**Stored data:**

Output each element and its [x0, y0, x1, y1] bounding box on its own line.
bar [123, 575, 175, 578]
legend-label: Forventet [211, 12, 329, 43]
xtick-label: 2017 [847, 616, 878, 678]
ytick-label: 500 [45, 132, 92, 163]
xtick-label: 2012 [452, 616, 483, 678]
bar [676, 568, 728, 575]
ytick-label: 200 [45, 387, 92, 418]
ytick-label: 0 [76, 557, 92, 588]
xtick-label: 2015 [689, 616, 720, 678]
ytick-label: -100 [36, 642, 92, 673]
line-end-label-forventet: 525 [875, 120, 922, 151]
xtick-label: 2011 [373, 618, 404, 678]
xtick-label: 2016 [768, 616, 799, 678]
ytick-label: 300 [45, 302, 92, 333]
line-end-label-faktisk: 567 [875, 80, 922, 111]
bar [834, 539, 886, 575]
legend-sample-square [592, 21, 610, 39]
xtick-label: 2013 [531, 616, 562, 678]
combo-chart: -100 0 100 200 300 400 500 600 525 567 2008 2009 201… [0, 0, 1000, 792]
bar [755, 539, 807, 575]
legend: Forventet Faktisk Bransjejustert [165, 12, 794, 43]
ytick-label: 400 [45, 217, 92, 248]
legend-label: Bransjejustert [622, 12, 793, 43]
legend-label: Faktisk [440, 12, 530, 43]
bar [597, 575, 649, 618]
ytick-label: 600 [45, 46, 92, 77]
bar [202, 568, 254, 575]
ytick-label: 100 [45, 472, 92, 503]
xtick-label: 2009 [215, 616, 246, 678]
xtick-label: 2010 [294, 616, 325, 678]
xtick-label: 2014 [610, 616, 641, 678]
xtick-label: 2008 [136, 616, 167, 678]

**STATED EXERCISE:**
Convert the lines of every entry above into a JSON list of strings, one string per line, omitting any blank lines.

**WRITTEN ANSWER:**
[
  "Output each element and its [x0, y0, x1, y1] bounding box on its own line.",
  "bar [123, 575, 175, 578]",
  "legend-label: Forventet [211, 12, 329, 43]",
  "xtick-label: 2017 [847, 616, 878, 678]",
  "ytick-label: 500 [45, 132, 92, 163]",
  "xtick-label: 2012 [452, 616, 483, 678]",
  "bar [676, 568, 728, 575]",
  "ytick-label: 200 [45, 387, 92, 418]",
  "ytick-label: 0 [76, 557, 92, 588]",
  "xtick-label: 2015 [689, 616, 720, 678]",
  "ytick-label: -100 [36, 642, 92, 673]",
  "line-end-label-forventet: 525 [875, 120, 922, 151]",
  "xtick-label: 2011 [373, 618, 404, 678]",
  "xtick-label: 2016 [768, 616, 799, 678]",
  "ytick-label: 300 [45, 302, 92, 333]",
  "line-end-label-faktisk: 567 [875, 80, 922, 111]",
  "bar [834, 539, 886, 575]",
  "legend-sample-square [592, 21, 610, 39]",
  "xtick-label: 2013 [531, 616, 562, 678]",
  "combo-chart: -100 0 100 200 300 400 500 600 525 567 2008 2009 201… [0, 0, 1000, 792]",
  "bar [755, 539, 807, 575]",
  "legend: Forventet Faktisk Bransjejustert [165, 12, 794, 43]",
  "ytick-label: 400 [45, 217, 92, 248]",
  "legend-label: Bransjejustert [622, 12, 793, 43]",
  "legend-label: Faktisk [440, 12, 530, 43]",
  "bar [597, 575, 649, 618]",
  "ytick-label: 600 [45, 46, 92, 77]",
  "bar [202, 568, 254, 575]",
  "ytick-label: 100 [45, 472, 92, 503]",
  "xtick-label: 2009 [215, 616, 246, 678]",
  "xtick-label: 2010 [294, 616, 325, 678]",
  "xtick-label: 2014 [610, 616, 641, 678]",
  "xtick-label: 2008 [136, 616, 167, 678]"
]